Go through the listing and pick out each line with the word "ноября" in it.

DATA RECORDS —

# # #

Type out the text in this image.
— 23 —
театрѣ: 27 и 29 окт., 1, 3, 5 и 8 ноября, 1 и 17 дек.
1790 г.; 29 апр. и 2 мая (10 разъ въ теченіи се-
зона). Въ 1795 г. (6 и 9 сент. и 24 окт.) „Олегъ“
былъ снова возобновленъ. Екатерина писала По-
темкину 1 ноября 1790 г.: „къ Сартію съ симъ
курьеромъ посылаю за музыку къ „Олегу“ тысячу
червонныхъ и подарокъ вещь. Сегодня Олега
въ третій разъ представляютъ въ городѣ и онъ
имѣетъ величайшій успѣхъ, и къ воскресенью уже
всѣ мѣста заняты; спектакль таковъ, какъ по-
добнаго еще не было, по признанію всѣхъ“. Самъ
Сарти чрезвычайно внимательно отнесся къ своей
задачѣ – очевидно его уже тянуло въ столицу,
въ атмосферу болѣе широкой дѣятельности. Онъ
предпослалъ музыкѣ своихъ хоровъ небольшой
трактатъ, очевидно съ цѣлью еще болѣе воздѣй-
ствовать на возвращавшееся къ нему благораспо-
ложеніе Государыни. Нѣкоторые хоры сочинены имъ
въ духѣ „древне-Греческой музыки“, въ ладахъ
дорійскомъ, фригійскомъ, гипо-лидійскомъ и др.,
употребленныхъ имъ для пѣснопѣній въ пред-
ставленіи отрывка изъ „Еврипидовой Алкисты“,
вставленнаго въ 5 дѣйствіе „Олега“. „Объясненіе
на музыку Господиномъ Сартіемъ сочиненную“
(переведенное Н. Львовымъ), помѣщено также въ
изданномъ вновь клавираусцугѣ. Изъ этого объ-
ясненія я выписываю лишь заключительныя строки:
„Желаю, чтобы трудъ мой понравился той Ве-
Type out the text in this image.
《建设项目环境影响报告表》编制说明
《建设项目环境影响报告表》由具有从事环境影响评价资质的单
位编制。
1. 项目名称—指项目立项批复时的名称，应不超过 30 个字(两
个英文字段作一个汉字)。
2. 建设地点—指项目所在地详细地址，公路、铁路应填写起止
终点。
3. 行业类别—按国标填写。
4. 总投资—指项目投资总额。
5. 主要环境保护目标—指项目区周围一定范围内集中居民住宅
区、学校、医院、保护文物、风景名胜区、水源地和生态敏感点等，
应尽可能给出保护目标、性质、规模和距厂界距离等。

# # #

WRITTEN ANSWER —
театрѣ: 27 и 29 окт., 1, 3, 5 и 8 ноября, 1 и 17 дек.
темкину 1 ноября 1790 г.: „къ Сартію съ симъ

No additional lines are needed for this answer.